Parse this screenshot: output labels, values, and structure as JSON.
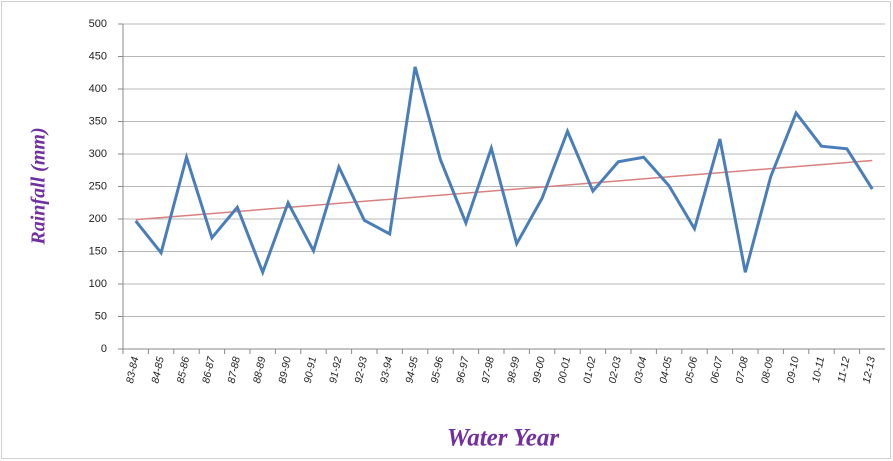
{
  "chart_data": {
    "type": "line",
    "y_label": "Rainfall (mm)",
    "x_label": "Water Year",
    "categories": [
      "83-84",
      "84-85",
      "85-86",
      "86-87",
      "87-88",
      "88-89",
      "89-90",
      "90-91",
      "91-92",
      "92-93",
      "93-94",
      "94-95",
      "95-96",
      "96-97",
      "97-98",
      "98-99",
      "99-00",
      "00-01",
      "01-02",
      "02-03",
      "03-04",
      "04-05",
      "05-06",
      "06-07",
      "07-08",
      "08-09",
      "09-10",
      "10-11",
      "11-12",
      "12-13"
    ],
    "series": [
      {
        "color": "#4a7ebb",
        "values": [
          197,
          148,
          295,
          171,
          218,
          118,
          225,
          151,
          280,
          198,
          177,
          434,
          291,
          194,
          309,
          162,
          232,
          335,
          243,
          288,
          295,
          251,
          185,
          323,
          118,
          265,
          363,
          312,
          308,
          246
        ]
      }
    ],
    "trend": {
      "color": "#d9817f",
      "values": [
        199,
        290
      ]
    },
    "ylim": [
      0,
      500
    ],
    "yticks": [
      0,
      50,
      100,
      150,
      200,
      250,
      300,
      350,
      400,
      450,
      500
    ],
    "grid": true
  }
}
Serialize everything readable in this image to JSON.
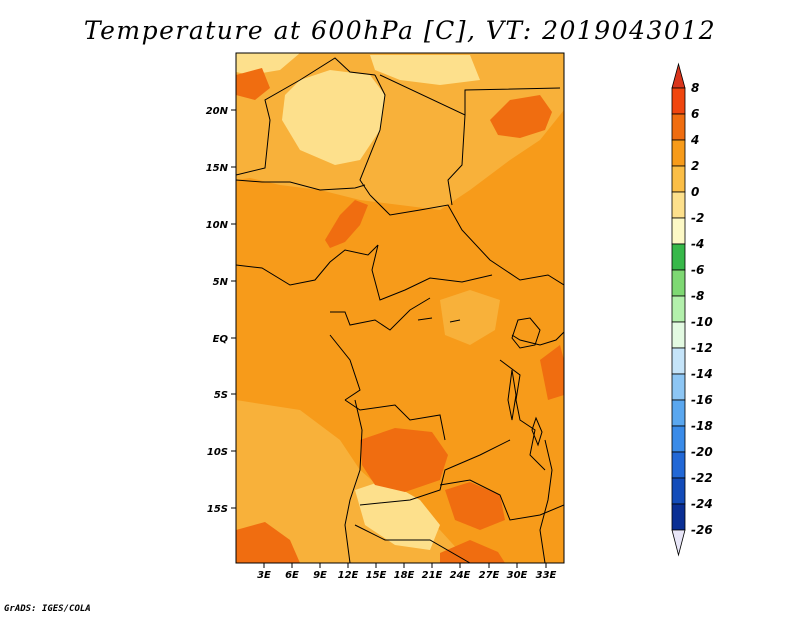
{
  "title": "Temperature at 600hPa [C], VT: 2019043012",
  "credit": "GrADS: IGES/COLA",
  "map": {
    "lat_labels": [
      "20N",
      "15N",
      "10N",
      "5N",
      "EQ",
      "5S",
      "10S",
      "15S"
    ],
    "lon_labels": [
      "3E",
      "6E",
      "9E",
      "12E",
      "15E",
      "18E",
      "21E",
      "24E",
      "27E",
      "30E",
      "33E"
    ],
    "field_colors": {
      "light": "#fde08c",
      "mid": "#f8b13a",
      "base": "#f79b1a",
      "dark": "#f06d10"
    }
  },
  "legend": {
    "labels": [
      "8",
      "6",
      "4",
      "2",
      "0",
      "-2",
      "-4",
      "-6",
      "-8",
      "-10",
      "-12",
      "-14",
      "-16",
      "-18",
      "-20",
      "-22",
      "-24",
      "-26"
    ],
    "colors": [
      "#d9351c",
      "#f0460f",
      "#f06d10",
      "#f79b1a",
      "#fbbe46",
      "#fde08c",
      "#fdf9c6",
      "#37b84a",
      "#7ed873",
      "#b3f0ac",
      "#e3fae2",
      "#c5e4f9",
      "#8dc6f4",
      "#5aa7ef",
      "#3a8be8",
      "#2268d6",
      "#134cb9",
      "#0a2f94",
      "#101673",
      "#e8e6f8"
    ]
  }
}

____

PROBLEM: How many lines in these entries contain the string "values"? State the number and nothing more.

RESPONSE TO THE TASK: 3